Hamburg. Die Autorin und Regisseurin gibt eine Lesung in der Elbphilharmonie. Weshalb sie ein Buch immer einem Film vorzieht – Ein Gespräch.

Am Dienstag liest Doris Dörrie in der Elbphilharmonie aus ihrem neuen Buch „Die Heldin reist“, in dem sie von ihrer großen Leidenschaft für das Unterwegssein erzählt. Anlass für ein kurzes Gespräch mit der Autorin und Regisseurin.

Hamburger Abendblatt: In einem Interview vor fast 25 Jahren haben Sie, die Sie auch im Kino so erfolgreich sind, gesagt, die Literatur sei Ihnen das Wichtigste. Ist das immer noch so?

Doris Dörrie: Ja. Ohne ein Buch wäre ich verloren. Ohne einen Film nicht unbedingt.

Sie haben als Regisseurin schon einige Male in Hamburg gearbeitet. Welches Verhältnis haben Sie zu dieser Stadt?

Dörrie: Als Hannoveranerin war Hamburg natürlich immer die strahlende Großstadt. Wenn man aus meiner Stadt kommt, blickt man oft mit Neid auf die große Stadt am Meer. Für mich war das die weite Welt.

Interview: Der Unterschied zu männlichen und weiblichen Helden

In Ihrem neuen Buch „Die Heldin reist“ heißt es: „Vielleicht ist die weibliche Dramaturgie am Ende doch eine andere.“ Was bedeutet das?

*DATENAUSZUG*:
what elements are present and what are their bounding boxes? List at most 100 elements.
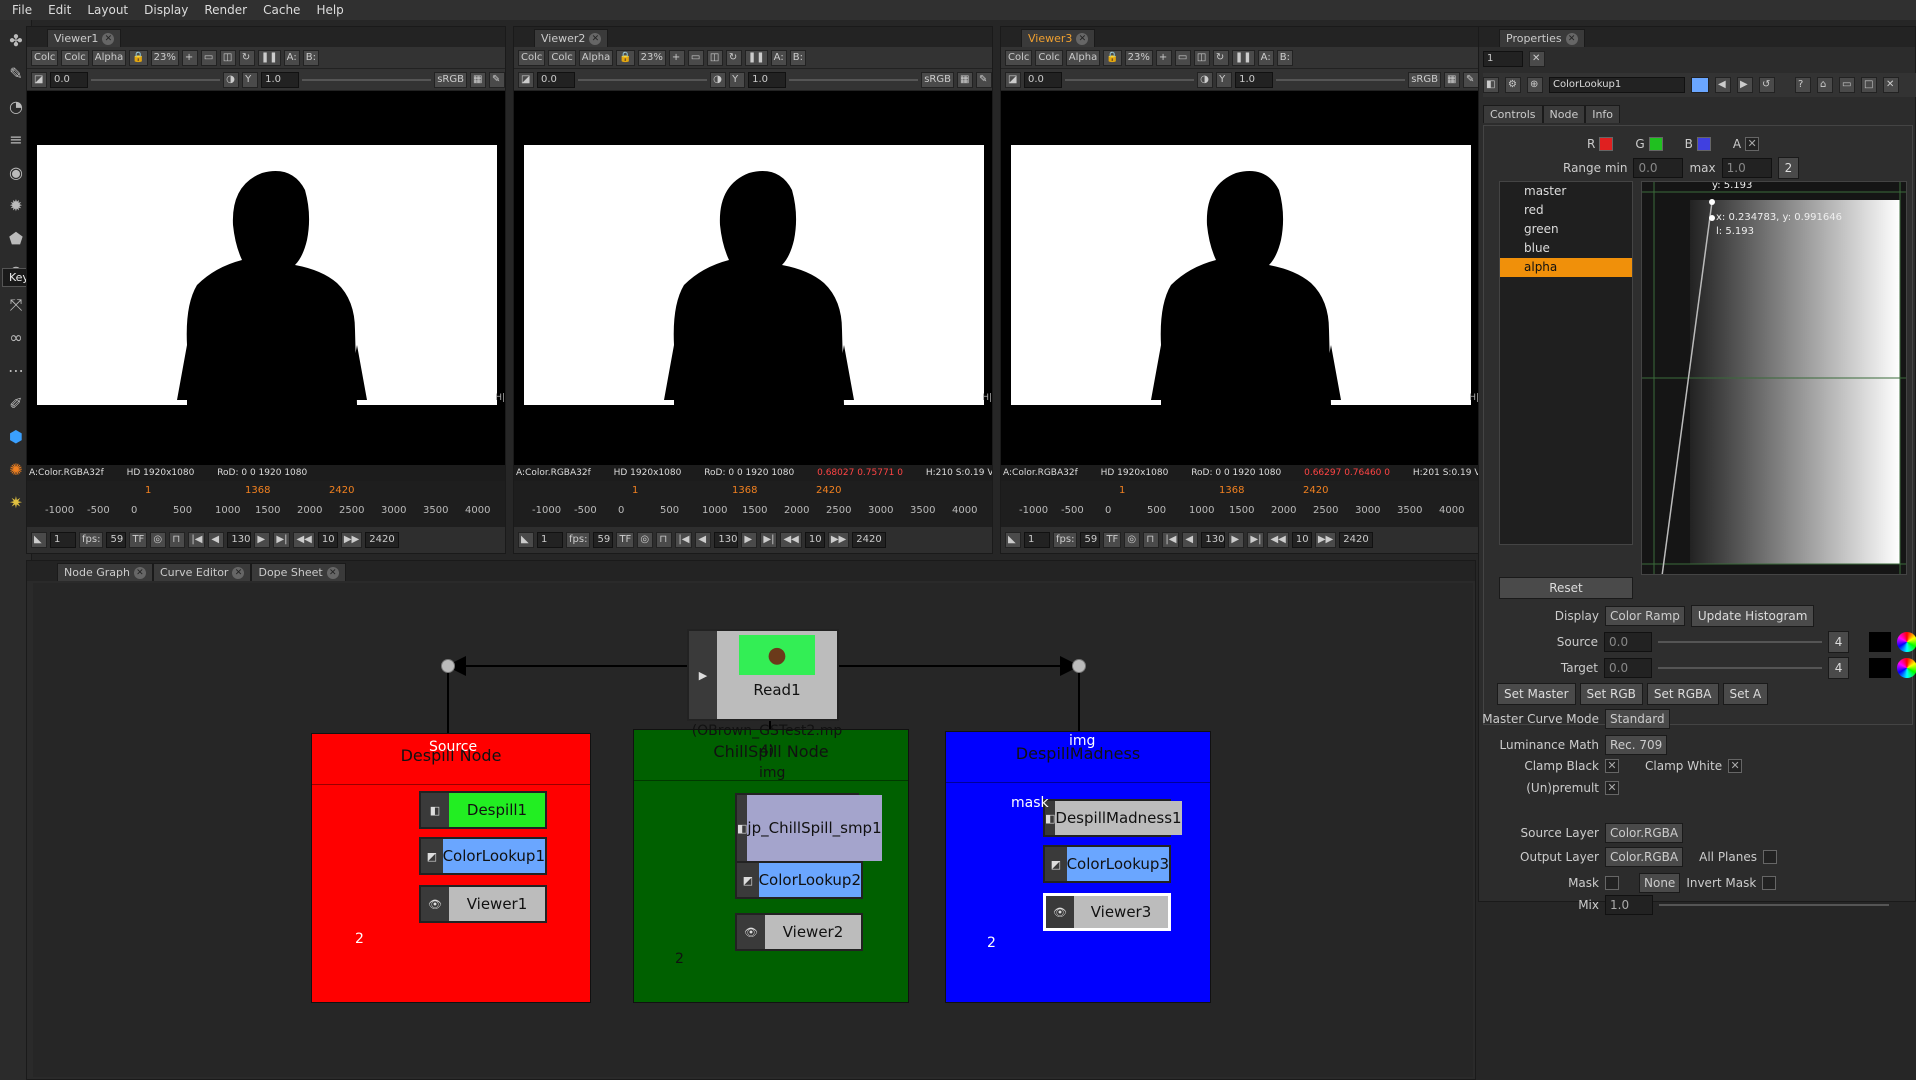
master-mode-dropdown[interactable]: Standard <box>1605 709 1670 729</box>
tf-icon[interactable]: TF <box>1103 532 1122 548</box>
end-frame-field[interactable]: 2420 <box>365 532 400 548</box>
menu-cache[interactable]: Cache <box>255 3 308 17</box>
channel-b-checkbox[interactable] <box>1696 137 1711 151</box>
settings-icon[interactable]: ⚙ <box>1505 77 1521 93</box>
picker-icon[interactable]: ✎ <box>976 71 992 88</box>
mask-checkbox[interactable] <box>1605 876 1619 890</box>
range-n-button[interactable]: 2 <box>1777 157 1800 179</box>
proxy-icon[interactable]: ◫ <box>219 49 236 66</box>
inc-field[interactable]: 10 <box>804 532 825 548</box>
lock-range-icon[interactable]: ⊓ <box>1143 532 1160 548</box>
tab-properties[interactable]: Properties ✕ <box>1499 29 1585 47</box>
close-icon[interactable]: ✕ <box>589 32 602 45</box>
first-frame-icon[interactable]: ◣ <box>518 532 534 548</box>
pause-icon[interactable]: ❚❚ <box>1231 49 1255 66</box>
input-b-dropdown[interactable]: B: <box>789 49 806 66</box>
next-key-icon[interactable]: ▶| <box>1247 532 1265 548</box>
channel-dropdown[interactable]: Alpha <box>578 49 614 66</box>
step-field[interactable]: 130 <box>227 532 252 548</box>
transform-tool-icon[interactable]: ⤧ <box>5 294 27 316</box>
zoom-plus-icon[interactable]: + <box>181 49 198 66</box>
node-graph-canvas[interactable]: Despill Node ◧ Despill1 ◩ ColorLookup1 👁 Viewe… <box>33 583 1473 1077</box>
bounce-icon[interactable]: ◎ <box>637 532 654 548</box>
gamma-icon[interactable]: ◑ <box>710 71 727 88</box>
gamma-y-icon[interactable]: Y <box>729 71 746 88</box>
gamma-slider[interactable] <box>789 78 919 81</box>
filter-tool-icon[interactable]: ✹ <box>5 195 27 217</box>
set-button-set-a[interactable]: Set A <box>1722 683 1769 705</box>
fps-field[interactable]: 59 <box>1080 532 1101 548</box>
timeline[interactable]: 1 1368 2420 -1000 -500 0 500 1000 1500 2000 250… <box>514 481 992 527</box>
gamma-slider[interactable] <box>302 78 432 81</box>
zoom-field[interactable]: 23% <box>637 49 666 66</box>
input-a-dropdown[interactable]: Colc <box>1035 49 1063 66</box>
target-color-wheel-icon[interactable] <box>1897 658 1916 678</box>
luminance-dropdown[interactable]: Rec. 709 <box>1605 735 1668 755</box>
play-back-icon[interactable]: ◀ <box>1182 532 1199 548</box>
target-n-button[interactable]: 4 <box>1827 657 1850 679</box>
tab-viewer3[interactable]: Viewer3 ✕ <box>1021 29 1096 47</box>
end-frame-field[interactable]: 2420 <box>852 532 887 548</box>
lock-icon[interactable]: 🔒 <box>616 49 635 66</box>
dot-node[interactable] <box>441 659 455 673</box>
pause-icon[interactable]: ❚❚ <box>257 49 281 66</box>
prev-inc-icon[interactable]: ◀◀ <box>780 532 802 548</box>
menu-display[interactable]: Display <box>136 3 196 17</box>
close-icon[interactable]: ✕ <box>1565 32 1578 45</box>
other-tool-icon[interactable]: ⋯ <box>5 360 27 382</box>
close-icon[interactable]: ✕ <box>1076 32 1089 45</box>
plugin-gear-icon[interactable]: ✺ <box>5 459 27 481</box>
menu-help[interactable]: Help <box>308 3 351 17</box>
lock-icon[interactable]: 🔒 <box>129 49 148 66</box>
float-icon[interactable]: ▭ <box>1839 77 1855 93</box>
curve-item-green[interactable]: green <box>1500 220 1632 239</box>
roi-icon[interactable]: ▭ <box>687 49 704 66</box>
gain-icon[interactable]: ◪ <box>518 71 534 88</box>
bounce-icon[interactable]: ◎ <box>1124 532 1141 548</box>
prev-inc-icon[interactable]: ◀◀ <box>1267 532 1289 548</box>
dot-node[interactable] <box>1072 659 1086 673</box>
close-icon[interactable]: ✕ <box>133 566 146 579</box>
source-layer-dropdown[interactable]: Color.RGBA <box>1605 823 1684 843</box>
range-max-field[interactable]: 1.0 <box>1721 158 1772 178</box>
timeline-current-marker[interactable]: 1368 <box>245 485 270 496</box>
plugin-star-icon[interactable]: ✷ <box>5 492 27 514</box>
zoom-field[interactable]: 23% <box>150 49 179 66</box>
frame-field[interactable]: 1 <box>537 532 563 548</box>
output-layer-dropdown[interactable]: Color.RGBA <box>1605 847 1684 867</box>
tab-curve-editor[interactable]: Curve Editor ✕ <box>152 563 252 581</box>
input-b-dropdown[interactable]: B: <box>302 49 319 66</box>
tab-node-graph[interactable]: Node Graph ✕ <box>57 563 153 581</box>
source-n-button[interactable]: 4 <box>1827 631 1850 653</box>
set-button-set-rgb[interactable]: Set RGB <box>1579 683 1643 705</box>
all-planes-checkbox[interactable] <box>1762 850 1777 864</box>
subtab-controls[interactable]: Controls <box>1483 105 1543 123</box>
channel-a-checkbox[interactable]: ✕ <box>1745 137 1760 151</box>
gain-icon[interactable]: ◪ <box>31 71 47 88</box>
help-icon[interactable]: ? <box>1795 77 1811 93</box>
target-slider[interactable] <box>1657 667 1822 669</box>
play-back-icon[interactable]: ◀ <box>695 532 712 548</box>
play-back-icon[interactable]: ◀ <box>208 532 225 548</box>
lock-range-icon[interactable]: ⊓ <box>169 532 186 548</box>
channel-dropdown[interactable]: Alpha <box>1065 49 1101 66</box>
next-inc-icon[interactable]: ▶▶ <box>1314 532 1337 548</box>
layer-dropdown[interactable]: Colc <box>1005 49 1033 66</box>
timeline[interactable]: 1 1368 2420 -1000 -500 0 500 1000 1500 2000 250… <box>1001 481 1479 527</box>
paint-tool-icon[interactable]: ✎ <box>5 63 27 85</box>
curve-item-master[interactable]: master <box>1500 182 1632 201</box>
pause-icon[interactable]: ❚❚ <box>744 49 768 66</box>
node-name-field[interactable]: ColorLookup1 <box>1549 77 1685 93</box>
node-read1[interactable]: ▶ ● Read1 <box>687 629 839 721</box>
proxy-icon[interactable]: ◫ <box>706 49 723 66</box>
subtab-node[interactable]: Node <box>1542 105 1586 123</box>
tf-icon[interactable]: TF <box>616 532 635 548</box>
roi-icon[interactable]: ▭ <box>200 49 217 66</box>
play-icon[interactable]: ▶ <box>741 532 758 548</box>
menu-layout[interactable]: Layout <box>79 3 136 17</box>
colorspace-dropdown[interactable]: sRGB <box>1408 71 1441 88</box>
prev-inc-icon[interactable]: ◀◀ <box>293 532 315 548</box>
gamma-field[interactable]: 1.0 <box>1235 71 1274 88</box>
channel-r-checkbox[interactable] <box>1599 137 1614 151</box>
frame-field[interactable]: 1 <box>50 532 76 548</box>
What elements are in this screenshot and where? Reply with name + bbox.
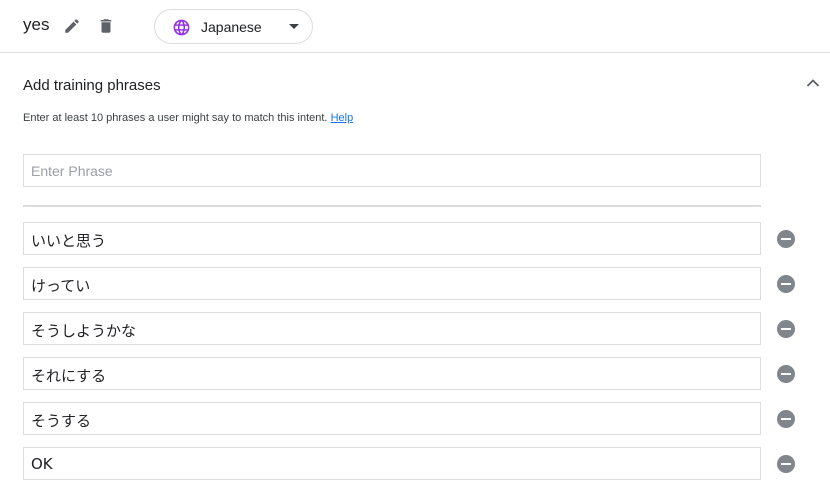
remove-phrase-icon[interactable] [777,410,795,428]
phrase-row[interactable]: そうする [23,402,761,435]
phrase-text: それにする [31,367,107,385]
phrase-row[interactable]: OK [23,447,761,480]
phrase-row[interactable]: そうしようかな [23,312,761,345]
divider [23,205,761,207]
phrase-text: そうしようかな [31,322,137,340]
chevron-up-icon[interactable] [806,78,820,88]
remove-phrase-icon[interactable] [777,230,795,248]
globe-icon [173,19,190,36]
section-title: Add training phrases [23,77,161,94]
phrase-row[interactable]: けってい [23,267,761,300]
trash-icon[interactable] [97,16,115,36]
language-label: Japanese [201,19,262,35]
help-link[interactable]: Help [331,112,354,124]
phrase-input[interactable] [23,154,761,187]
phrase-text: いいと思う [31,232,107,250]
intent-header: yes Japanese [0,0,830,53]
pencil-icon[interactable] [63,17,81,35]
phrase-text: そうする [31,412,92,430]
phrase-row[interactable]: それにする [23,357,761,390]
phrase-row[interactable]: いいと思う [23,222,761,255]
intent-name[interactable]: yes [23,15,49,35]
remove-phrase-icon[interactable] [777,275,795,293]
phrase-text: OK [31,455,53,473]
helper-text: Enter at least 10 phrases a user might s… [23,112,328,124]
remove-phrase-icon[interactable] [777,455,795,473]
language-selector[interactable]: Japanese [154,9,313,44]
caret-down-icon [289,24,299,29]
helper-text-line: Enter at least 10 phrases a user might s… [23,112,353,124]
phrase-text: けってい [31,277,91,295]
remove-phrase-icon[interactable] [777,320,795,338]
remove-phrase-icon[interactable] [777,365,795,383]
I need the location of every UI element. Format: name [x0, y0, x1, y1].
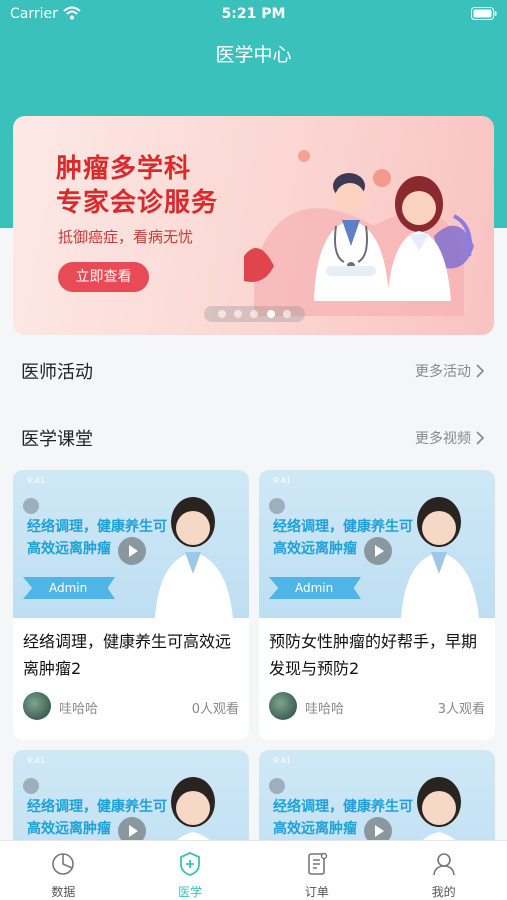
author-avatar: [23, 692, 51, 720]
banner-dot: [218, 310, 227, 318]
battery-icon: [471, 7, 497, 20]
pie-chart-icon: [52, 853, 75, 875]
more-activities-link[interactable]: 更多活动: [415, 361, 485, 381]
tab-label: 数据: [51, 885, 76, 899]
video-thumbnail[interactable]: 9:41 经络调理，健康养生可高效远离肿瘤 Admin: [259, 470, 495, 618]
banner-title-line1: 肿瘤多学科: [56, 154, 192, 184]
page-title: 医学中心: [215, 44, 292, 66]
banner-title: 肿瘤多学科 专家会诊服务: [56, 152, 218, 220]
thumbnail-status-time: 9:41: [27, 756, 45, 765]
doctor-portrait: [155, 497, 233, 618]
video-thumbnail[interactable]: 9:41 经络调理，健康养生可高效远离肿瘤: [13, 750, 249, 850]
banner-subtitle: 抵御癌症，看病无忧: [58, 228, 194, 246]
back-arrow-icon: [23, 778, 39, 794]
author-name: 哇哈哈: [305, 702, 345, 717]
tab-medical[interactable]: 医学: [127, 841, 254, 900]
doctor-portrait: [168, 777, 219, 850]
view-count: 3人观看: [437, 702, 485, 717]
bottom-tab-bar: 数据 医学 订单 我的: [0, 840, 507, 900]
back-arrow-icon: [269, 778, 285, 794]
thumbnail-status-time: 9:41: [273, 476, 291, 485]
video-title[interactable]: 经络调理，健康养生可高效远离肿瘤2: [23, 628, 241, 682]
classroom-section-title: 医学课堂: [21, 429, 93, 450]
person-icon: [432, 853, 455, 876]
doctor-portrait: [401, 497, 479, 618]
video-card[interactable]: 9:41 经络调理，健康养生可高效远离肿瘤 Admin 经络调理，健康养生可高效…: [13, 470, 249, 740]
banner-dot: [234, 310, 243, 318]
order-list-icon: [308, 852, 328, 875]
chevron-right-icon: [476, 364, 485, 378]
promo-banner[interactable]: 肿瘤多学科 专家会诊服务 抵御癌症，看病无忧 立即查看: [13, 116, 494, 335]
tab-data[interactable]: 数据: [0, 841, 127, 900]
author-avatar: [269, 692, 297, 720]
play-icon[interactable]: [117, 536, 147, 566]
admin-badge: Admin: [269, 577, 361, 599]
admin-badge: Admin: [23, 577, 115, 599]
author-name: 哇哈哈: [59, 702, 99, 717]
view-now-button[interactable]: 立即查看: [58, 262, 149, 292]
video-card[interactable]: 9:41 经络调理，健康养生可高效远离肿瘤: [259, 750, 495, 850]
tab-label: 医学: [178, 885, 203, 899]
video-card[interactable]: 9:41 经络调理，健康养生可高效远离肿瘤: [13, 750, 249, 850]
banner-dot-active: [266, 310, 275, 318]
video-title[interactable]: 预防女性肿瘤的好帮手，早期发现与预防2: [269, 628, 487, 682]
video-thumbnail[interactable]: 9:41 经络调理，健康养生可高效远离肿瘤: [259, 750, 495, 850]
video-thumbnail[interactable]: 9:41 经络调理，健康养生可高效远离肿瘤 Admin: [13, 470, 249, 618]
tab-label: 订单: [304, 885, 329, 899]
banner-title-line2: 专家会诊服务: [56, 188, 219, 218]
doctors-illustration: [244, 150, 474, 316]
tab-label: 我的: [431, 885, 456, 899]
more-videos-label: 更多视频: [415, 431, 471, 447]
doctor-portrait: [414, 777, 465, 850]
status-bar: Carrier 5:21 PM: [0, 0, 507, 28]
status-time: 5:21 PM: [221, 6, 286, 22]
view-count: 0人观看: [191, 702, 239, 717]
shield-cross-icon: [180, 852, 201, 876]
activities-section-title: 医师活动: [21, 362, 93, 383]
play-icon[interactable]: [363, 536, 393, 566]
chevron-right-icon: [476, 431, 485, 445]
banner-page-indicator[interactable]: [204, 306, 305, 322]
more-videos-link[interactable]: 更多视频: [415, 428, 485, 448]
banner-dot: [282, 310, 291, 318]
thumbnail-status-time: 9:41: [27, 476, 45, 485]
back-arrow-icon: [269, 498, 285, 514]
tab-profile[interactable]: 我的: [380, 841, 507, 900]
banner-dot: [250, 310, 259, 318]
video-card[interactable]: 9:41 经络调理，健康养生可高效远离肿瘤 Admin 预防女性肿瘤的好帮手，早…: [259, 470, 495, 740]
more-activities-label: 更多活动: [415, 364, 471, 380]
thumbnail-status-time: 9:41: [273, 756, 291, 765]
back-arrow-icon: [23, 498, 39, 514]
tab-orders[interactable]: 订单: [254, 841, 381, 900]
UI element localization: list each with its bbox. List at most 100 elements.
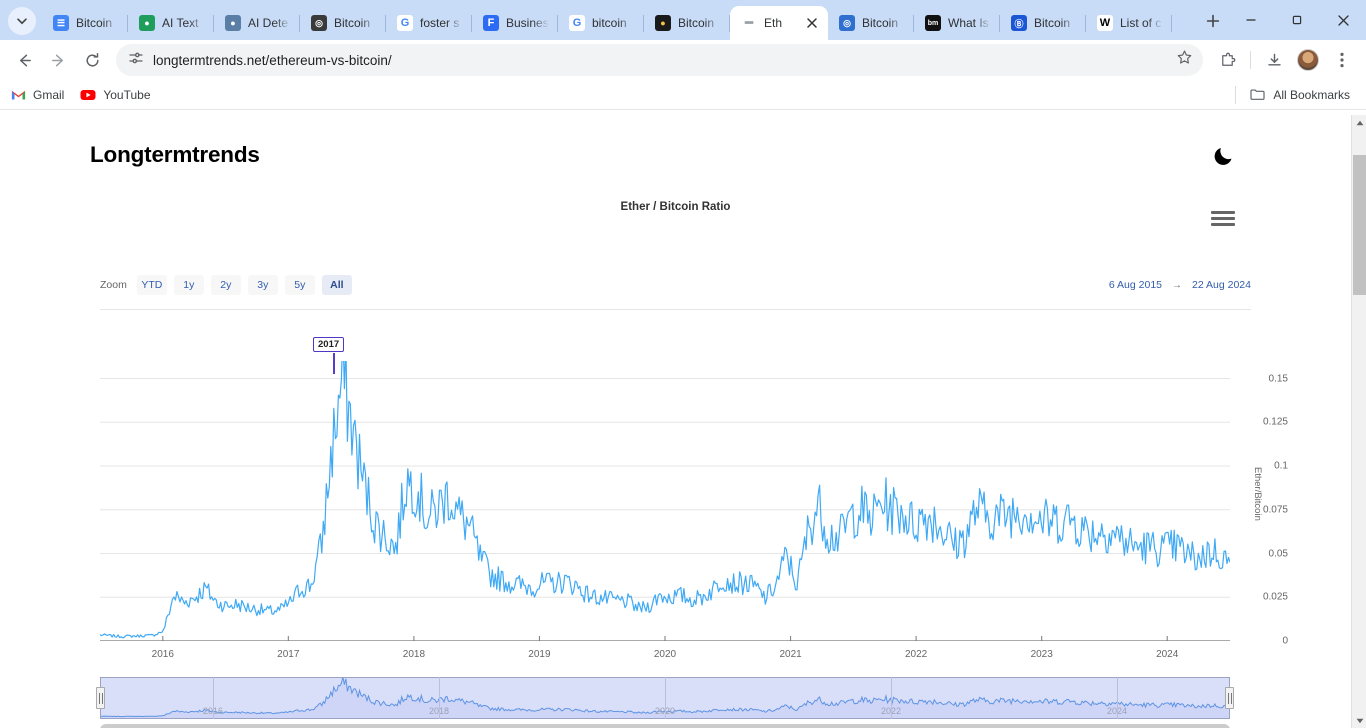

*ARBEITSAUFTRAG 1*: Prüfe anhand des Interviews mit Doris Dörrie, ob diese Aussagen stimmen: (a) Dörrie liest in der Elbphilharmonie aus ihrem Buch „Die Heldin reist“. (b) Dörrie stammt aus Hamburg. (c) Dörrie sagt, ohne einen Film wäre sie verloren. Antworte jeweils mit Ja oder Nein und zitiere die entscheidenden Worte des Textes wörtlich.
*ARBEITSAUFTRAG 2*:
Beantworte diese Fragen zum Interview mit Doris Dörrie kurz:
(a) Wie lange ist das frühere Interview her, in dem Dörrie die Literatur als das Wichtigste bezeichnet hat?
(b) Wie blickt man laut Dörrie aus ihrer Stadt auf die große Stadt am Meer?
(c) Wovon erzählt Dörrie in ihrem neuen Buch?
*ARBEITSAUFTRAG 3*: Setze das Interview mit Doris Dörrie nach der letzten Frage fort.

*ERGEBNIS 1*:
(a) Ja: „Am Dienstag liest Doris Dörrie in der Elbphilharmonie aus ihrem neuen Buch „Die Heldin reist““
(b) Nein: „Als Hannoveranerin war Hamburg natürlich immer die strahlende Großstadt.“
(c) Nein: „Ohne einen Film nicht unbedingt.“

*ERGEBNIS 2*:
(a) Fast 25 Jahre.
(b) Oft mit Neid.
(c) Von ihrer großen Leidenschaft für das Unterwegssein.

*ERGEBNIS 3*:
Dörrie: Der männliche Held geht immer alleine los, er ist ein Einzelkämpfer. Am Ende wird er auf ein Podest gestellt und mit Lorbeer bekränzt. Aber er ist eben allein unterwegs, so hat schon Aristoteles es sich vorgestellt. Frauen sind sozial vernetzter. Sie agieren eher in Gruppen, und ihre Geschichten erfüllen deshalb meist nicht die singuläre Heldensaga. Meine Frage ist: Welche Geschichten erzählen Frauen und sind sie vielleicht auch ganz anders strukturiert?

Sie unterrichten an der Uni Kreatives Schreiben. Was ist Ihnen da wichtig?

Dörrie: Die Studierenden sollen mit ihrem eigenen Blick auf die Welt schauen und begreifen, dass ihr Blick sich aus ihrer Biografie und Identität definiert.

Sie schreiben in Ihrem Buch über Ihre Lieblingsländer USA und Japan. Doch auch diese Nationen haben Schwächen ...

Dörrie: Jedes Land hat Schwächen. Viele Europäer, die in die USA gehen, stellen erst dort fest, dass Sie im Herzen Europäer sind. Oft fängt man erst in der Fremde an zu schätzen, was man zu Hause hat.

Fanden Sie es schwer, mit den USA umzugehen, als Trump Präsident war?

Dörrie: Amerika hat sehr kämpferische Demokraten und Liberale. Im Kampf für Demokratie und Meinungsfreiheit findet sich gerade dort oft auch das Salz der Erde. Gegen Rassismus und die Republikaner. Natürlich könnte man über Trump reden, aber genau so gut über Marine Le Pen oder Alice Weidel.

Dörries neuer Film „Freibad“

Sie sind nicht nur Buchautorin, sondern auch Filmemacherin. Was steht da an?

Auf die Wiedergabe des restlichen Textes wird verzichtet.